▸ **WHAT NEEDS TO BE DONE**: Each line that includes the word "BRWP" counts once; give the total and nothing more.

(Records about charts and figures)
-=-=-

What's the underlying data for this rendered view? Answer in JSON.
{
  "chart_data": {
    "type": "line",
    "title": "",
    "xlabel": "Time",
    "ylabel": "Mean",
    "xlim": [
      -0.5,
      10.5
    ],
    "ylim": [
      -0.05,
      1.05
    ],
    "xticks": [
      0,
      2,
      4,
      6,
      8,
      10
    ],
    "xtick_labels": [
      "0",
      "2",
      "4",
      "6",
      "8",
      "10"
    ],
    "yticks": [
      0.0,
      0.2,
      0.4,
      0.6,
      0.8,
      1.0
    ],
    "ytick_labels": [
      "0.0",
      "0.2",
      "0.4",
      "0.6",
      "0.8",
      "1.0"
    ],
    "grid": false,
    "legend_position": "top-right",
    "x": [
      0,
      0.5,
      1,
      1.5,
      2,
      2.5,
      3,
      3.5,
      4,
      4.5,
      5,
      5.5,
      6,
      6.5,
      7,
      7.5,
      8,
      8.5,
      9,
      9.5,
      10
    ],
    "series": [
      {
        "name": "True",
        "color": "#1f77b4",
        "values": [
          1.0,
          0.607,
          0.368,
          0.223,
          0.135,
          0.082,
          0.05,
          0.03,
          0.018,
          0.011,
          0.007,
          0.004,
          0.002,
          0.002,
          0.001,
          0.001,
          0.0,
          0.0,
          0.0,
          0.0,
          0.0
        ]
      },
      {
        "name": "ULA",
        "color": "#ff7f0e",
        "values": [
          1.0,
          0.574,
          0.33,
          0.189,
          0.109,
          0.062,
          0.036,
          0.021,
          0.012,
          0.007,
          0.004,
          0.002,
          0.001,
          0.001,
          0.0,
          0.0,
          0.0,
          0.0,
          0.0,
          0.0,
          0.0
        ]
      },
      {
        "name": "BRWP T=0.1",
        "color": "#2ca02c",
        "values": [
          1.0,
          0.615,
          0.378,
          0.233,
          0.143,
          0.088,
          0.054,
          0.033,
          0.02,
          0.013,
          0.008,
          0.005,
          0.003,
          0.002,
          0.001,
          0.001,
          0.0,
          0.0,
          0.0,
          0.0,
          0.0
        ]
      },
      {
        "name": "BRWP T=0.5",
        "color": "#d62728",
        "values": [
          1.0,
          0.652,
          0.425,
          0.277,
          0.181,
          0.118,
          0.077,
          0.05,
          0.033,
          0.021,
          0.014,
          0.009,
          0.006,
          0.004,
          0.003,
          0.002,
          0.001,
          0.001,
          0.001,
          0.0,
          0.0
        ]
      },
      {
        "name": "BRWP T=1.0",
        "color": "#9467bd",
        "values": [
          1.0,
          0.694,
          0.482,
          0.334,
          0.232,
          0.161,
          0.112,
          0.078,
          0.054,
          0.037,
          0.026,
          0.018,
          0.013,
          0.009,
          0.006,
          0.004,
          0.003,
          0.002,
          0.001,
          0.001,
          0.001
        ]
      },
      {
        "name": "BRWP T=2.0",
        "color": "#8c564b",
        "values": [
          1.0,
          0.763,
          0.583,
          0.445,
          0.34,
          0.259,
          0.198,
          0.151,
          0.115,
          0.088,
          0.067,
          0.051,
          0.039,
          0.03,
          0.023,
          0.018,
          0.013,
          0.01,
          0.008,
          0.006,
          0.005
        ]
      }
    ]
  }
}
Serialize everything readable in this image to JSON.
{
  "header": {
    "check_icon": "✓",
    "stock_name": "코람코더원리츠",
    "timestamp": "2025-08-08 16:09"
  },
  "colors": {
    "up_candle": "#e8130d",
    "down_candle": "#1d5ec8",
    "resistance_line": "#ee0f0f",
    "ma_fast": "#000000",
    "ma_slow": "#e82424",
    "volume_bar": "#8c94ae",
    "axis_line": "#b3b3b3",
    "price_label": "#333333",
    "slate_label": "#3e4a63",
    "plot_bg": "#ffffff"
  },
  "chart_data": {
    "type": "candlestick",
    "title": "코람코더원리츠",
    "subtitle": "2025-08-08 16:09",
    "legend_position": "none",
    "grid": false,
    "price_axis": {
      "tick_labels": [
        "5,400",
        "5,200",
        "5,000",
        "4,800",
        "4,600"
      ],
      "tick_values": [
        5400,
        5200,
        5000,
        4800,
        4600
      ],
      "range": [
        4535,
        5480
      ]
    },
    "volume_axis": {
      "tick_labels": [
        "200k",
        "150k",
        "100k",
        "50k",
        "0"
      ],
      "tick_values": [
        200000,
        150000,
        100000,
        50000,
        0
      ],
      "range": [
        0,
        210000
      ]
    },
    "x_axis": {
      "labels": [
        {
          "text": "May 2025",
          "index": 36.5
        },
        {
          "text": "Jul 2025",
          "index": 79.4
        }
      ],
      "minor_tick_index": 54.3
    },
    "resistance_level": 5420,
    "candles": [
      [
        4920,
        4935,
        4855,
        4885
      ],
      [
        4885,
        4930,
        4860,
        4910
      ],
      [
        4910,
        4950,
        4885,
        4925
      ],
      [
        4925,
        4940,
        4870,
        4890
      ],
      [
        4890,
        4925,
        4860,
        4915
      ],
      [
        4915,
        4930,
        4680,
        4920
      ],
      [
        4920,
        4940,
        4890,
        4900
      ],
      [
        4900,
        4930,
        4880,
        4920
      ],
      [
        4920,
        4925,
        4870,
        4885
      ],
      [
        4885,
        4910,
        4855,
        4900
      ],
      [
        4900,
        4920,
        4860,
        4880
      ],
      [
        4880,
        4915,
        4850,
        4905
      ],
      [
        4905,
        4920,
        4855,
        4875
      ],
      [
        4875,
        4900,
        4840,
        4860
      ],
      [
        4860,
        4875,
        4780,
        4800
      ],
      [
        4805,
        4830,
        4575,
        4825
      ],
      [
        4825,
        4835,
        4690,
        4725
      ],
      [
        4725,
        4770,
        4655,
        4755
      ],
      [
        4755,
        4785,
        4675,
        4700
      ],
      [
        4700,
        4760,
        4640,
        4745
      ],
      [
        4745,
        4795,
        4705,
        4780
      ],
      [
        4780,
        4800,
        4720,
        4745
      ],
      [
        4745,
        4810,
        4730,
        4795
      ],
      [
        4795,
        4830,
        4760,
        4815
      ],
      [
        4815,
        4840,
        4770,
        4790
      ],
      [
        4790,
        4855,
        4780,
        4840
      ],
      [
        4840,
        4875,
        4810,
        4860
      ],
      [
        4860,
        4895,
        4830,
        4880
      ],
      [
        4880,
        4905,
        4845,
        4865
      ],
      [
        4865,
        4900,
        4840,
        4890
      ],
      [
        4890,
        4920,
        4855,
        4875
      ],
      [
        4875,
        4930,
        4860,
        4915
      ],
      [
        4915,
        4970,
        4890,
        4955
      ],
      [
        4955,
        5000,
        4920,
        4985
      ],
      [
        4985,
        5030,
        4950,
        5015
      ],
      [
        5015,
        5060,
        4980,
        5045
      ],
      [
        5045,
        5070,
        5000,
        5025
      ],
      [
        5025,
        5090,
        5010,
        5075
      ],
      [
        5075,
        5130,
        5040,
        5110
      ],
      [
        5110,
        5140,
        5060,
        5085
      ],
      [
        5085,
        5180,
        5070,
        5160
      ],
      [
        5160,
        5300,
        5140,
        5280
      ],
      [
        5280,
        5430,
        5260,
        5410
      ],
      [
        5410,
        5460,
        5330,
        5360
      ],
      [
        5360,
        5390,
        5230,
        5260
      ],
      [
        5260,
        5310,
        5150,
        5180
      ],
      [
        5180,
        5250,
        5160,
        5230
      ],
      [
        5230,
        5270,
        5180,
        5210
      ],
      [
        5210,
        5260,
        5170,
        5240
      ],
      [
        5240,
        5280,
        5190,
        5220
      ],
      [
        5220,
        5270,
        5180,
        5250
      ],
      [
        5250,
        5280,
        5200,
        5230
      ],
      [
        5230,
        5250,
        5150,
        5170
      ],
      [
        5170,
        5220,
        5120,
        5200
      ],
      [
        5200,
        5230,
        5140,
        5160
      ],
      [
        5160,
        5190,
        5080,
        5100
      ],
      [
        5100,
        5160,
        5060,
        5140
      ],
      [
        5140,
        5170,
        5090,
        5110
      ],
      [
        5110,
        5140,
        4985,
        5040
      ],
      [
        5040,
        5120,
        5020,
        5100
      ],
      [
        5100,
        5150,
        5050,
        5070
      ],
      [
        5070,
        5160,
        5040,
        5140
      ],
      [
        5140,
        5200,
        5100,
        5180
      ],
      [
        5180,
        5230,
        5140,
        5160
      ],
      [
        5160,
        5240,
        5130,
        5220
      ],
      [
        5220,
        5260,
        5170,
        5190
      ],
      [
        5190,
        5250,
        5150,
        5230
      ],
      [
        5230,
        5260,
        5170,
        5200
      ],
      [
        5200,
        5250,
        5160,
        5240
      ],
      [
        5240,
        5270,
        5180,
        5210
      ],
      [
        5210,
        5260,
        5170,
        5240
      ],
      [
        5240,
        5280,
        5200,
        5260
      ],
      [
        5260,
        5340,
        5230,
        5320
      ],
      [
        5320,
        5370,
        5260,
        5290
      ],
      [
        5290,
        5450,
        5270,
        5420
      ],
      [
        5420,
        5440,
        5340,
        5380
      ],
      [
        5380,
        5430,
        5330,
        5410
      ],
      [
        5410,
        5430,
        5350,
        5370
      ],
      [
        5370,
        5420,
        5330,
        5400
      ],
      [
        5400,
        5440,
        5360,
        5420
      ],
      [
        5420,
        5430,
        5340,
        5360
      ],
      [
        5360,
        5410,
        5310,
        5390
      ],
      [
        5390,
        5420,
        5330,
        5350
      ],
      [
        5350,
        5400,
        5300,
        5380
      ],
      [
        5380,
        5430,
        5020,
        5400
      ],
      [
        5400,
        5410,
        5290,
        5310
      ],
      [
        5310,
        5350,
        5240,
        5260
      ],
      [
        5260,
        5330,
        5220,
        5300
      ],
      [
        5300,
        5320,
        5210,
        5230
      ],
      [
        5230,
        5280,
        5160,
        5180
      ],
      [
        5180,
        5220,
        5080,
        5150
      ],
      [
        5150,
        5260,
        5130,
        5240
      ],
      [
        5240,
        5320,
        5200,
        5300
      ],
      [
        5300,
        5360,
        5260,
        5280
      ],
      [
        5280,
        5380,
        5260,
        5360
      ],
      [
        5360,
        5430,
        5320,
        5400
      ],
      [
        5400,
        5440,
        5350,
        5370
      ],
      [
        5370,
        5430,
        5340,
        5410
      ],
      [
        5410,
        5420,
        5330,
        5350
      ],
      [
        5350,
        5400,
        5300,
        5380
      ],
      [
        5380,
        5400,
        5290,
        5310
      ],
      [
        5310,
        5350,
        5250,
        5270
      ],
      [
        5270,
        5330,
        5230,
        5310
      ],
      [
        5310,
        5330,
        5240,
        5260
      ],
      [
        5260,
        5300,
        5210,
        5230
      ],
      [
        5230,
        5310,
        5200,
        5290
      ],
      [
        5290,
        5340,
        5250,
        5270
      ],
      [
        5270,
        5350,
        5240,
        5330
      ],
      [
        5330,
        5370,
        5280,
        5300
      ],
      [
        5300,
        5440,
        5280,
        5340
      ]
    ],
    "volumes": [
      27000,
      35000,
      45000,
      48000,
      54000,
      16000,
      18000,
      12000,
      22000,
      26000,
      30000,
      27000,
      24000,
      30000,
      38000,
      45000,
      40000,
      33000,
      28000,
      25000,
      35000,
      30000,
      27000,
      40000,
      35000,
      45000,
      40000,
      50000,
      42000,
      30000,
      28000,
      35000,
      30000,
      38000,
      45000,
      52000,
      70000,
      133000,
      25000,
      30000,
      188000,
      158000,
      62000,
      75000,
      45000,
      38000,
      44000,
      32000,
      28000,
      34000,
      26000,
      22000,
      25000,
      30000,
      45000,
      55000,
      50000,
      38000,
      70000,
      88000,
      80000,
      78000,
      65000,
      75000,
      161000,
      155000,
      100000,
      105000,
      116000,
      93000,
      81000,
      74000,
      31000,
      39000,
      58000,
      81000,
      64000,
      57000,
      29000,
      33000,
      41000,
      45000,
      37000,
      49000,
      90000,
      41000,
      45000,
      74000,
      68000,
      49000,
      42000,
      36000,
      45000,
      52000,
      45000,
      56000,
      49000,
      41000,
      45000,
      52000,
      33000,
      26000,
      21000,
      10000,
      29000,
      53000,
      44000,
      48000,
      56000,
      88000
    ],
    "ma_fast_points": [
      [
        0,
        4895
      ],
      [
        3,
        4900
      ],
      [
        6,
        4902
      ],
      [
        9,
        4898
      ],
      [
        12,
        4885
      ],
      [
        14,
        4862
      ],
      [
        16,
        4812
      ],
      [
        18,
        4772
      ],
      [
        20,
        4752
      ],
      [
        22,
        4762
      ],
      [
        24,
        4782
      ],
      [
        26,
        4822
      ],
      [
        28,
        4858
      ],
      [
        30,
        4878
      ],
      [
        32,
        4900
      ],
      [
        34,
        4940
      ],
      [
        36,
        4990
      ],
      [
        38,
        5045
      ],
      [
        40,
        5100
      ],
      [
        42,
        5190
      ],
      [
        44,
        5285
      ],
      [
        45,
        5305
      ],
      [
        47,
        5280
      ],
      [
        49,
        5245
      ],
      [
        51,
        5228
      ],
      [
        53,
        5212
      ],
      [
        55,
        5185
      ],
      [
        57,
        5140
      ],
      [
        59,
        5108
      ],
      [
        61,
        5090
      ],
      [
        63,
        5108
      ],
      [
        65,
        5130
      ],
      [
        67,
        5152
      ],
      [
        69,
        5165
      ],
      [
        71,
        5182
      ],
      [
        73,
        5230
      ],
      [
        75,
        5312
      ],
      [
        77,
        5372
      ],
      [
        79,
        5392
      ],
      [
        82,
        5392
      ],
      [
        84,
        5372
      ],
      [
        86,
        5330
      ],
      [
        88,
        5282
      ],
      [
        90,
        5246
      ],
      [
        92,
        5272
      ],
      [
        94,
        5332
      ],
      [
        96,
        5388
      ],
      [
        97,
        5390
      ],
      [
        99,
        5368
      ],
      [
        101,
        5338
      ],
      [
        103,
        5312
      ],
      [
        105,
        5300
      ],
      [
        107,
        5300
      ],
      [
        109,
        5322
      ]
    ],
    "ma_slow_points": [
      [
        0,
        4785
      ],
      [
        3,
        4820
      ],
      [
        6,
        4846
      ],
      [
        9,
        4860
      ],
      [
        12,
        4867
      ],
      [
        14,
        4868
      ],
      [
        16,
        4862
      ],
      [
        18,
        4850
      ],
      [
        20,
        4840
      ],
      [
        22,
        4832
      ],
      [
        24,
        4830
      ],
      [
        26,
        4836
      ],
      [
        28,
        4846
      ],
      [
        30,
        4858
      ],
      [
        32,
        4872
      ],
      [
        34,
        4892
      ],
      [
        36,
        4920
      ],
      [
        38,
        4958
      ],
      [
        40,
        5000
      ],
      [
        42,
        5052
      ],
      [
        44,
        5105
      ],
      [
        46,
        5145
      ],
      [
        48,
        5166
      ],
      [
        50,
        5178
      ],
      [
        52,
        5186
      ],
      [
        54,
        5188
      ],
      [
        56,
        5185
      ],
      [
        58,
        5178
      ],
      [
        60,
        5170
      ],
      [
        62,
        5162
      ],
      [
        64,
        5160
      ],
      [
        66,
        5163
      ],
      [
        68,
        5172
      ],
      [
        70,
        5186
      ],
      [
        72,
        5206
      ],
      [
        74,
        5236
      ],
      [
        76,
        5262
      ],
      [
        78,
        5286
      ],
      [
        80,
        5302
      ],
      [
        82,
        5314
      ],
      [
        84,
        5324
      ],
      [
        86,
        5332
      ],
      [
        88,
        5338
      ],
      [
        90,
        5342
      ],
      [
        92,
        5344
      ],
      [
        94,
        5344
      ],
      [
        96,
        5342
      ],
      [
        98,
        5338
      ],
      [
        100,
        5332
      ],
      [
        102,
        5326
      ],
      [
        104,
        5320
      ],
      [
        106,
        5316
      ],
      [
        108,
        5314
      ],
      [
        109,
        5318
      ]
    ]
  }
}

-=-=-

▸ **FINISHED TASK**: 4